Source text:
<<<<

Jeff, You are wrestling with issues I had to deal with 25 years ago. I left teaching finance and economics partly because I didn't believe in what I was teaching and partly because I wanted to find out what the real world outside, in fact, does believe in.
I discovered a strange world where most people don't believe in the academic claptrap they learned at university and yet they do not repudiate that knowledge. They manage and deal with it in their interactions with other people, much like acknowledging the naked emperor's new cloths.
In many ways the situation is like a beauty contest (Keynes, 1936, p.156) in which the actual winner doesn't matter, because the game is to guess what others think as the eventual winner. Seen in this light, it may appear that it doesn't really matter what you teach so long as there is an intellectual reference for the "game" that most people play.
But economics does matter and is actually more than a game when academic economists populate positions of power in central banks and governments and they make bold decisions based on their erroneous ideas of "economic science". Unlike ordinary people who pay personally for their mistakes, these bureaucrats have not been made accountable for their human disasters (e.g. GFC). As a result, there is no incentive for greater care in their exercise of enormous power.

>>>>

Record set:

<<<<

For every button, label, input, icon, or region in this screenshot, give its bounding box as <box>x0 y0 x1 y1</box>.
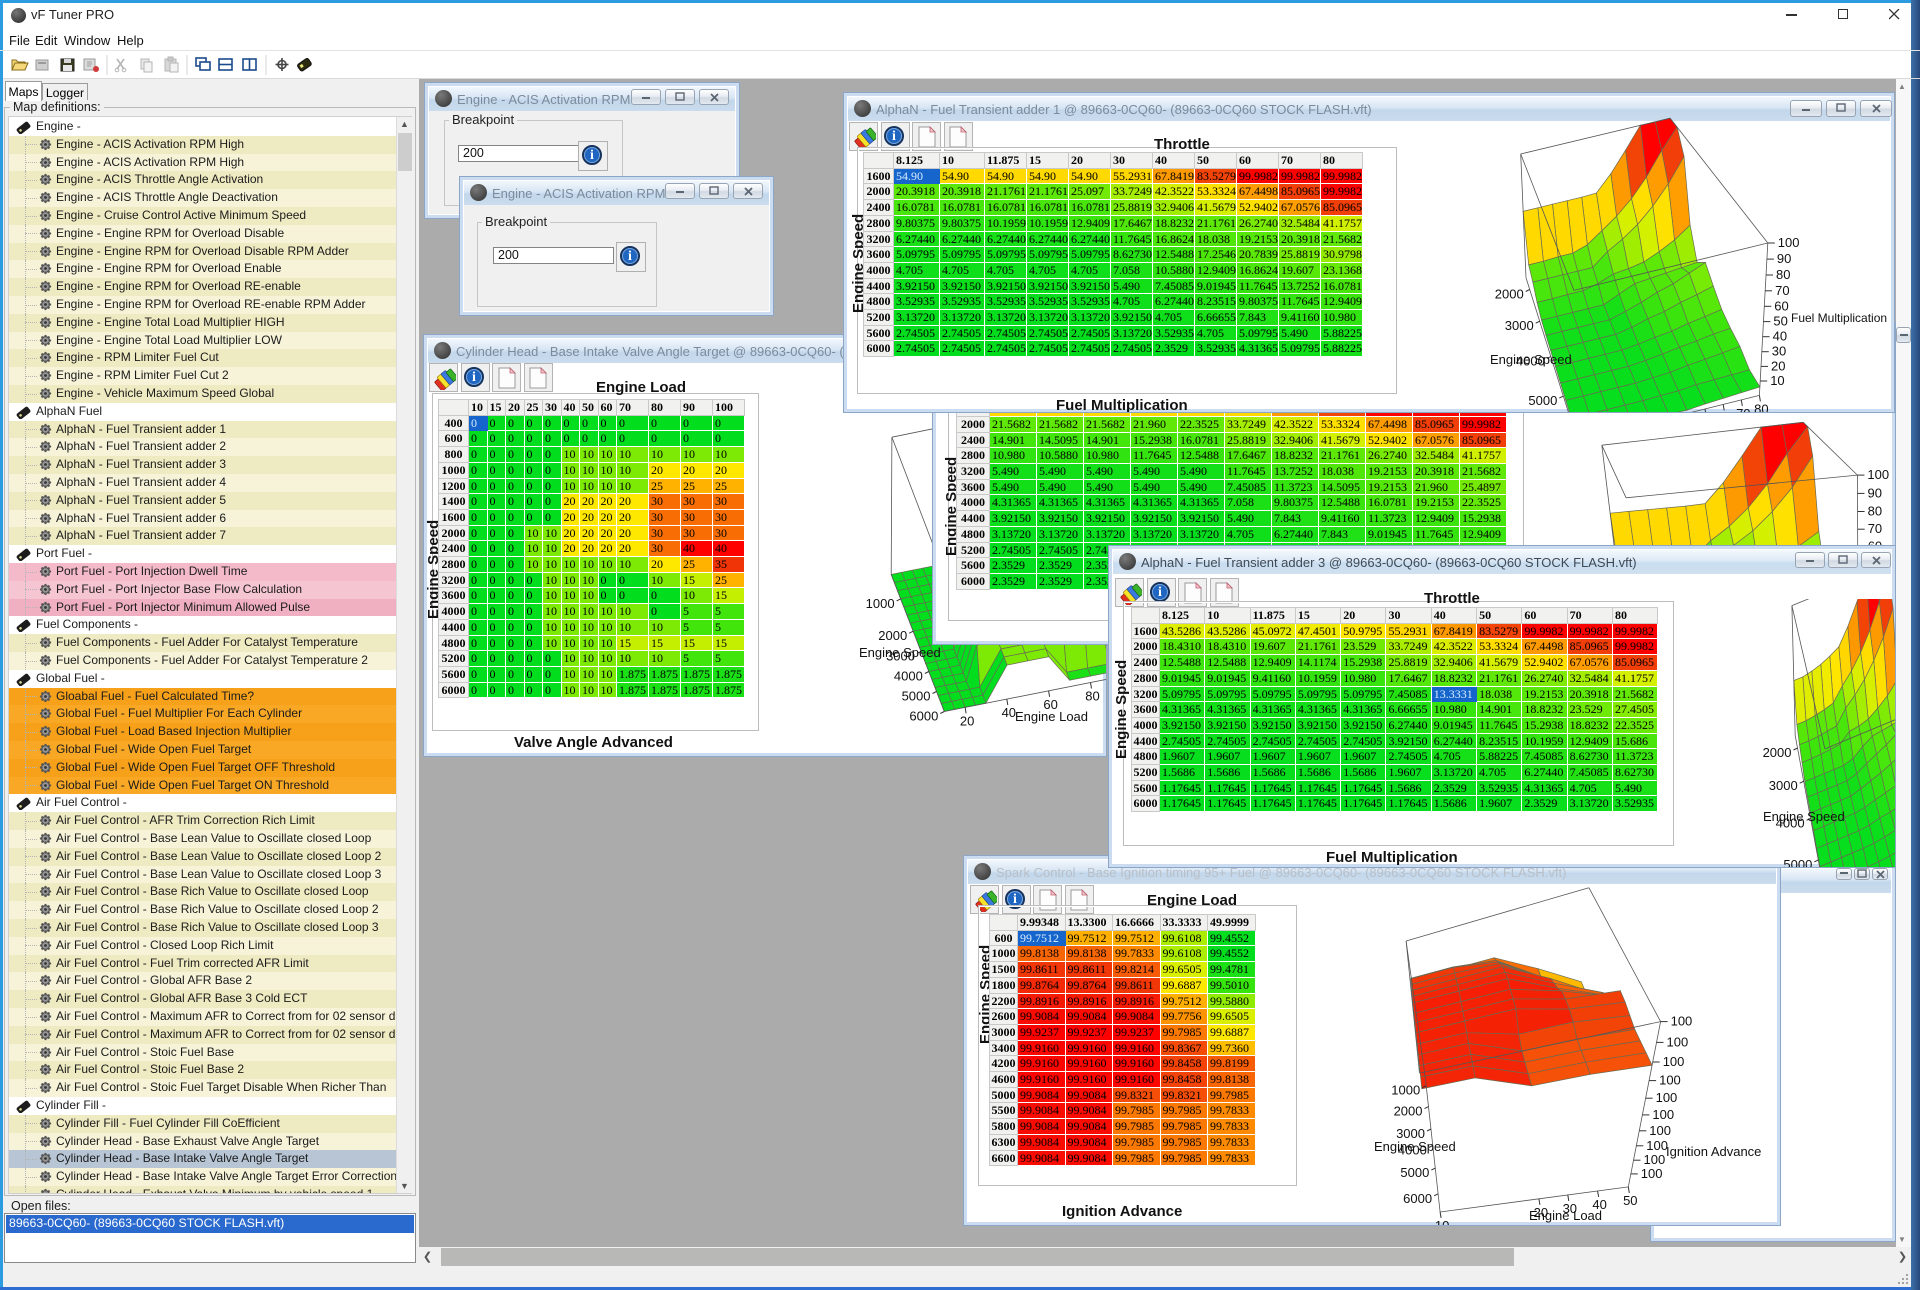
svg-text:90: 90 <box>1777 251 1791 266</box>
svg-text:100: 100 <box>1667 1034 1689 1049</box>
svg-text:90: 90 <box>1868 485 1882 500</box>
svg-text:100: 100 <box>1652 1107 1674 1122</box>
svg-text:100: 100 <box>1671 1014 1693 1029</box>
svg-text:20: 20 <box>960 713 974 728</box>
svg-text:40: 40 <box>1002 705 1016 720</box>
svg-text:3000: 3000 <box>886 648 915 663</box>
svg-text:10: 10 <box>1770 373 1784 388</box>
svg-text:60: 60 <box>1718 410 1732 413</box>
svg-text:3000: 3000 <box>1396 1126 1425 1141</box>
svg-text:100: 100 <box>1659 1073 1681 1088</box>
svg-text:80: 80 <box>1754 401 1768 413</box>
svg-text:Engine Load: Engine Load <box>1015 709 1088 724</box>
svg-text:4000: 4000 <box>1516 354 1545 369</box>
svg-text:Fuel Multiplication: Fuel Multiplication <box>1791 311 1887 325</box>
svg-text:60: 60 <box>1043 697 1057 712</box>
svg-text:30: 30 <box>1563 1201 1577 1216</box>
svg-text:3000: 3000 <box>1505 318 1534 333</box>
svg-text:i: i <box>472 370 476 385</box>
svg-text:i: i <box>1013 892 1017 907</box>
svg-text:i: i <box>628 249 632 264</box>
svg-text:80: 80 <box>1776 267 1790 282</box>
svg-text:50: 50 <box>1623 1193 1637 1208</box>
svg-text:Engine Speed: Engine Speed <box>1374 1139 1456 1154</box>
svg-text:100: 100 <box>1778 235 1800 250</box>
svg-text:40: 40 <box>1592 1197 1606 1212</box>
svg-text:100: 100 <box>1867 467 1889 482</box>
svg-text:100: 100 <box>1644 1152 1666 1167</box>
svg-text:100: 100 <box>1656 1090 1678 1105</box>
svg-text:Engine Speed: Engine Speed <box>1763 809 1845 824</box>
svg-text:70: 70 <box>1868 521 1882 536</box>
svg-text:60: 60 <box>1774 298 1788 313</box>
svg-text:5000: 5000 <box>902 689 931 704</box>
svg-text:80: 80 <box>1868 504 1882 519</box>
svg-text:100: 100 <box>1649 1123 1671 1138</box>
svg-text:100: 100 <box>1646 1138 1668 1153</box>
svg-text:30: 30 <box>1772 344 1786 359</box>
svg-text:6000: 6000 <box>1403 1191 1432 1206</box>
svg-text:70: 70 <box>1736 406 1750 413</box>
svg-text:4000: 4000 <box>1776 815 1805 830</box>
svg-text:80: 80 <box>1085 689 1099 704</box>
svg-text:6000: 6000 <box>909 709 938 724</box>
svg-text:i: i <box>892 129 896 144</box>
svg-text:3000: 3000 <box>1769 778 1798 793</box>
svg-text:Engine Speed: Engine Speed <box>859 645 941 660</box>
svg-text:1000: 1000 <box>1391 1083 1420 1098</box>
svg-text:2000: 2000 <box>1763 745 1792 760</box>
svg-text:10: 10 <box>1435 1218 1449 1225</box>
svg-text:5000: 5000 <box>1528 393 1557 408</box>
svg-text:20: 20 <box>1534 1205 1548 1220</box>
svg-text:5000: 5000 <box>1783 857 1812 867</box>
svg-text:5000: 5000 <box>1400 1165 1429 1180</box>
svg-text:50: 50 <box>1773 314 1787 329</box>
svg-text:20: 20 <box>1771 358 1785 373</box>
svg-text:100: 100 <box>1663 1054 1685 1069</box>
svg-text:i: i <box>590 148 594 163</box>
svg-text:70: 70 <box>1775 283 1789 298</box>
svg-text:100: 100 <box>1641 1166 1663 1181</box>
svg-text:Engine Load: Engine Load <box>1529 1208 1602 1223</box>
svg-text:40: 40 <box>1773 329 1787 344</box>
svg-text:Ignition Advance: Ignition Advance <box>1666 1144 1761 1159</box>
svg-text:2000: 2000 <box>1495 287 1524 302</box>
svg-text:2000: 2000 <box>1394 1104 1423 1119</box>
svg-text:Engine Speed: Engine Speed <box>1490 352 1572 367</box>
svg-text:i: i <box>1158 585 1162 600</box>
svg-text:4000: 4000 <box>1398 1143 1427 1158</box>
svg-text:4000: 4000 <box>894 669 923 684</box>
svg-text:1000: 1000 <box>866 596 895 611</box>
svg-text:2000: 2000 <box>878 628 907 643</box>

>>>>

What is asked: Reproduce the stretch of the economics text from "In many ways" through "of enormous power." word for word.

Answer to this task:
In many ways the situation is like a beauty contest (Keynes, 1936, p.156) in which the actual winner doesn't matter, because the game is to guess what others think as the eventual winner. Seen in this light, it may appear that it doesn't really matter what you teach so long as there is an intellectual reference for the "game" that most people play.
But economics does matter and is actually more than a game when academic economists populate positions of power in central banks and governments and they make bold decisions based on their erroneous ideas of "economic science". Unlike ordinary people who pay personally for their mistakes, these bureaucrats have not been made accountable for their human disasters (e.g. GFC). As a result, there is no incentive for greater care in their exercise of enormous power.